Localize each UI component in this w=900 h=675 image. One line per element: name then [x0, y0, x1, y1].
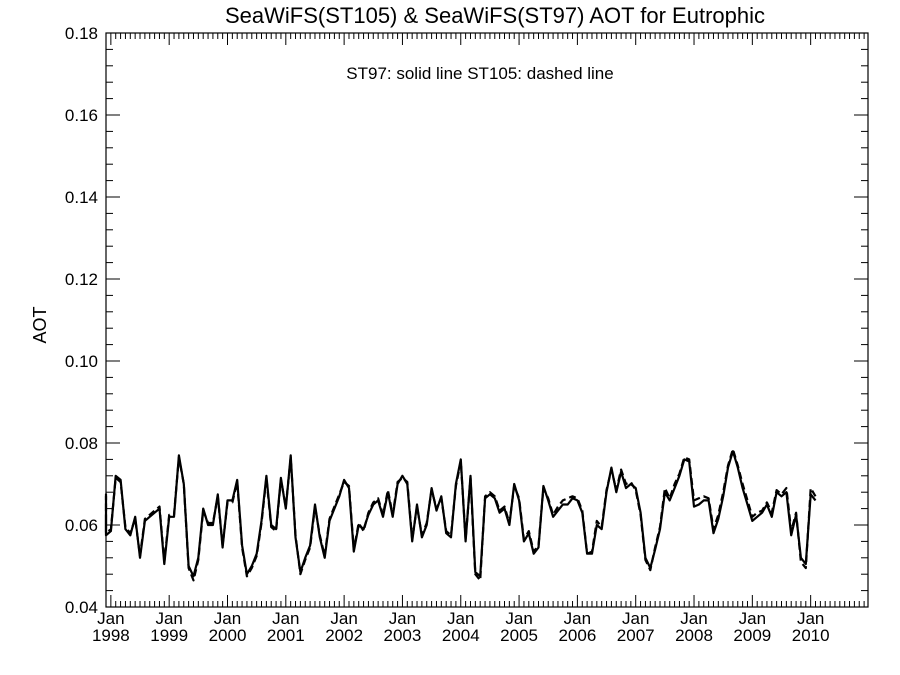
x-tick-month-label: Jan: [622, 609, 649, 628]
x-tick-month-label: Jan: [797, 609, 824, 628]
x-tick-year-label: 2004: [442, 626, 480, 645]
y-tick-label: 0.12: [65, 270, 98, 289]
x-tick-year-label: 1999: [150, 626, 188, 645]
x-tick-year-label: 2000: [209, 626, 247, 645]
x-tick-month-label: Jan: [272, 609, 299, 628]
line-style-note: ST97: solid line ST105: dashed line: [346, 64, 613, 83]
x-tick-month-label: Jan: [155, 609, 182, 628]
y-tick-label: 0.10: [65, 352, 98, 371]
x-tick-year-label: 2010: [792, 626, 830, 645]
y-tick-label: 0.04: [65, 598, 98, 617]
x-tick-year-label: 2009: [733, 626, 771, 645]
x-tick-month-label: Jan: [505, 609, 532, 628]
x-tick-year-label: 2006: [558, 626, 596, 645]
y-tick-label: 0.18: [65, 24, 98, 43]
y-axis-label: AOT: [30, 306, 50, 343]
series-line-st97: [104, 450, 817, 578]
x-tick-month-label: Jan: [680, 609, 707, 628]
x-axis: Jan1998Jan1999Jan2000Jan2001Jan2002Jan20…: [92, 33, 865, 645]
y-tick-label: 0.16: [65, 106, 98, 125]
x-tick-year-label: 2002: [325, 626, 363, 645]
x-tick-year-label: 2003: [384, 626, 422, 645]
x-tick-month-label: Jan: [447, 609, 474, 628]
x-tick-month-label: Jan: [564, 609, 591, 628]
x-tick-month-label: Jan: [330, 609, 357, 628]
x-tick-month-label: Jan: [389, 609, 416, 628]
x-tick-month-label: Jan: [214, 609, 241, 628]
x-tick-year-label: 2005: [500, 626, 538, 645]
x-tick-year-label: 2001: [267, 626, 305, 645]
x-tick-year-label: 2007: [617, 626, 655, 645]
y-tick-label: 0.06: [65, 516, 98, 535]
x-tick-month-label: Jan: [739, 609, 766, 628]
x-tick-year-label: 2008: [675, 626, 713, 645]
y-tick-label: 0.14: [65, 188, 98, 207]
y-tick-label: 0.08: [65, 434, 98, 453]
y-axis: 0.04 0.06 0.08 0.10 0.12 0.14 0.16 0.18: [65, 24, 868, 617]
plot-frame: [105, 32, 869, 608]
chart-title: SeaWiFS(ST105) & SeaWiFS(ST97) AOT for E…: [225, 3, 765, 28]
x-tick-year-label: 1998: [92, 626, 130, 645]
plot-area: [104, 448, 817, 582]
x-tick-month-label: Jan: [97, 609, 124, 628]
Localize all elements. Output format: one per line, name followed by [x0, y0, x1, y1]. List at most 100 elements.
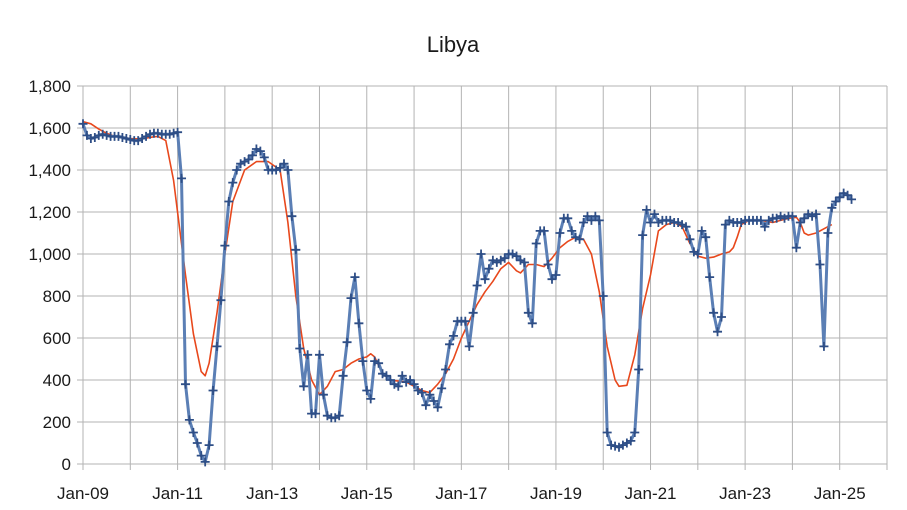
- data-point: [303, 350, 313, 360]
—————
* **EXERCISE DIRECTIONS**
Copy every line of the entries above word for word, and leave out the pictures.

* **ANSWER FOR THIS EXERCISE**
Localize each UI component in this w=900 h=675 image. One line per element: name then [x0, y0, x1, y1].
x-tick-month-label: Jan: [622, 609, 649, 628]
x-tick-month-label: Jan: [797, 609, 824, 628]
x-tick-year-label: 2004: [442, 626, 480, 645]
y-tick-label: 0.12: [65, 270, 98, 289]
x-tick-year-label: 1999: [150, 626, 188, 645]
x-tick-year-label: 2000: [209, 626, 247, 645]
x-tick-month-label: Jan: [272, 609, 299, 628]
line-style-note: ST97: solid line ST105: dashed line: [346, 64, 613, 83]
x-tick-month-label: Jan: [155, 609, 182, 628]
y-tick-label: 0.10: [65, 352, 98, 371]
x-tick-year-label: 2010: [792, 626, 830, 645]
y-tick-label: 0.04: [65, 598, 98, 617]
x-tick-year-label: 2009: [733, 626, 771, 645]
x-tick-month-label: Jan: [505, 609, 532, 628]
x-tick-year-label: 2006: [558, 626, 596, 645]
y-tick-label: 0.18: [65, 24, 98, 43]
y-axis-label: AOT: [30, 306, 50, 343]
series-line-st97: [104, 450, 817, 578]
x-tick-month-label: Jan: [680, 609, 707, 628]
x-axis: Jan1998Jan1999Jan2000Jan2001Jan2002Jan20…: [92, 33, 865, 645]
y-tick-label: 0.16: [65, 106, 98, 125]
x-tick-year-label: 2002: [325, 626, 363, 645]
x-tick-year-label: 2003: [384, 626, 422, 645]
x-tick-month-label: Jan: [447, 609, 474, 628]
x-tick-month-label: Jan: [564, 609, 591, 628]
x-tick-month-label: Jan: [330, 609, 357, 628]
x-tick-month-label: Jan: [389, 609, 416, 628]
x-tick-month-label: Jan: [214, 609, 241, 628]
x-tick-year-label: 2005: [500, 626, 538, 645]
x-tick-year-label: 2001: [267, 626, 305, 645]
x-tick-year-label: 2007: [617, 626, 655, 645]
y-tick-label: 0.06: [65, 516, 98, 535]
x-tick-month-label: Jan: [739, 609, 766, 628]
x-tick-year-label: 2008: [675, 626, 713, 645]
y-tick-label: 0.14: [65, 188, 98, 207]
y-tick-label: 0.08: [65, 434, 98, 453]
y-axis: 0.04 0.06 0.08 0.10 0.12 0.14 0.16 0.18: [65, 24, 868, 617]
plot-frame: [105, 32, 869, 608]
chart-title: SeaWiFS(ST105) & SeaWiFS(ST97) AOT for E…: [225, 3, 765, 28]
x-tick-year-label: 1998: [92, 626, 130, 645]
plot-area: [104, 448, 817, 582]
x-tick-month-label: Jan: [97, 609, 124, 628]
Localize all elements. Output format: one per line, name followed by [x0, y0, x1, y1]. List at most 100 elements.
- data-point: [303, 350, 313, 360]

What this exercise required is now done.